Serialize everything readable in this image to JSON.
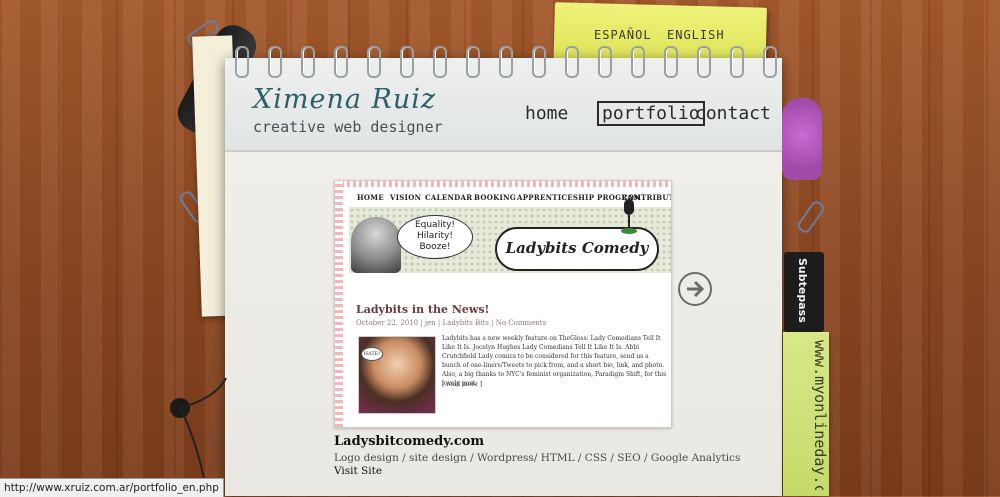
{
  "languages": {
    "es": "ESPAÑOL",
    "en": "ENGLISH"
  },
  "brand": {
    "name": "Ximena Ruiz",
    "tagline": "creative web designer"
  },
  "nav": {
    "home": "home",
    "portfolio": "portfolio",
    "contact": "contact"
  },
  "preview": {
    "nav": [
      "HOME",
      "VISION",
      "CALENDAR",
      "BOOKING",
      "APPRENTICESHIP PROGRAM",
      "CONTRIBUTE"
    ],
    "speech": [
      "Equality!",
      "Hilarity!",
      "Booze!"
    ],
    "logo": "Ladybits Comedy",
    "post_title": "Ladybits in the News!",
    "post_meta": "October 22, 2010 | jen | Ladybits Bits | No Comments",
    "badge": "HATE!",
    "post_body": "Ladybits has a new weekly feature on TheGloss: Lady Comedians Tell It Like It Is. Jocelyn Hughes Lady Comedians Tell It Like It Is. Abbi Crutchfield Lady comics to be considered for this feature, send us a bunch of one-liners/Tweets to pick from, and a short bio, link, and photo. Also, a big thanks to NYC's feminist organization, Paradigm Shift, for this lovely post.",
    "read_more": "[ read more ]"
  },
  "project": {
    "title": "Ladysbitcomedy.com",
    "tags": "Logo design / site design / Wordpress/ HTML / CSS / SEO / Google Analytics",
    "visit": "Visit Site"
  },
  "side": {
    "subtepass": "Subtepass",
    "sticky": "www.myonlineday.com"
  },
  "status_url": "http://www.xruiz.com.ar/portfolio_en.php",
  "colors": {
    "wood": "#8f4a23",
    "note_yellow": "#dde354",
    "brand_teal": "#2c5f66"
  }
}
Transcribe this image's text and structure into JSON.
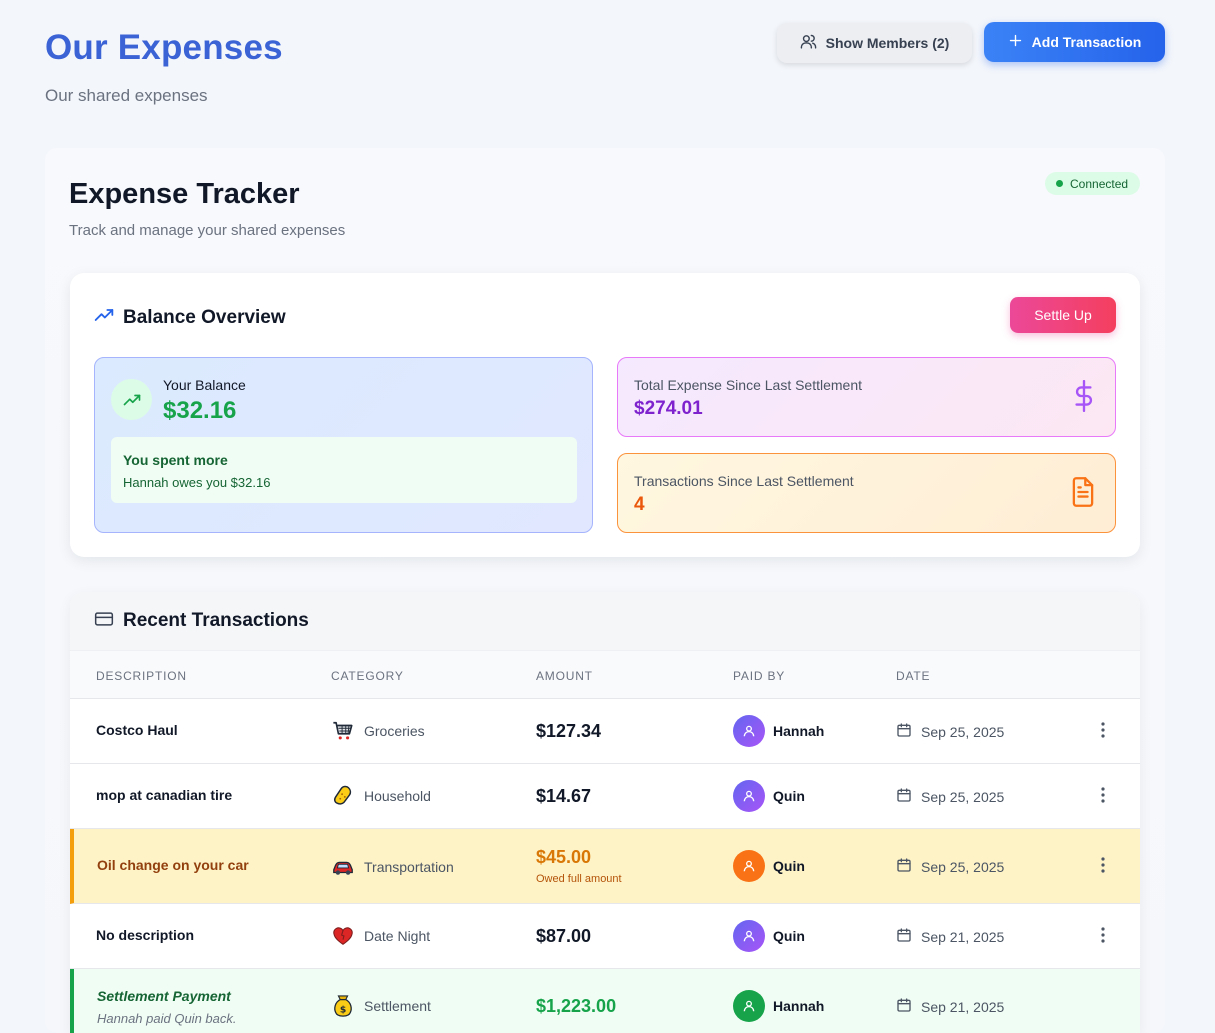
{
  "header": {
    "title": "Our Expenses",
    "subtitle": "Our shared expenses",
    "members_button": "Show Members (2)",
    "add_button": "Add Transaction"
  },
  "tracker": {
    "title": "Expense Tracker",
    "subtitle": "Track and manage your shared expenses",
    "status": "Connected"
  },
  "balance": {
    "title": "Balance Overview",
    "settle_button": "Settle Up",
    "your_balance_label": "Your Balance",
    "your_balance_amount": "$32.16",
    "note_title": "You spent more",
    "note_text": "Hannah owes you $32.16",
    "total_label": "Total Expense Since Last Settlement",
    "total_value": "$274.01",
    "count_label": "Transactions Since Last Settlement",
    "count_value": "4"
  },
  "transactions": {
    "title": "Recent Transactions",
    "columns": [
      "DESCRIPTION",
      "CATEGORY",
      "AMOUNT",
      "PAID BY",
      "DATE"
    ],
    "rows": [
      {
        "description": "Costco Haul",
        "category": "Groceries",
        "category_icon": "shopping-cart-icon",
        "amount": "$127.34",
        "payer": "Hannah",
        "date": "Sep 25, 2025"
      },
      {
        "description": "mop at canadian tire",
        "category": "Household",
        "category_icon": "sponge-icon",
        "amount": "$14.67",
        "payer": "Quin",
        "date": "Sep 25, 2025"
      },
      {
        "description": "Oil change on your car",
        "category": "Transportation",
        "category_icon": "car-icon",
        "amount": "$45.00",
        "amount_note": "Owed full amount",
        "payer": "Quin",
        "date": "Sep 25, 2025"
      },
      {
        "description": "No description",
        "category": "Date Night",
        "category_icon": "heart-icon",
        "amount": "$87.00",
        "payer": "Quin",
        "date": "Sep 21, 2025"
      },
      {
        "description": "Settlement Payment",
        "description_note": "Hannah paid Quin back.",
        "category": "Settlement",
        "category_icon": "money-bag-icon",
        "amount": "$1,223.00",
        "payer": "Hannah",
        "date": "Sep 21, 2025"
      }
    ]
  },
  "colors": {
    "title_blue": "#3b63d6",
    "primary": "#2563eb",
    "positive": "#16a34a",
    "settle_pink": "#ec4899",
    "total_purple": "#7e22ce",
    "count_orange": "#ea580c",
    "owed_highlight": "#fef3c7",
    "settlement_highlight": "#f0fdf4"
  }
}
● ● ● ● ●
Stated exercise: Work through the listing above and report how many lines include the string "shared", with no other text.

Solution for this problem: 2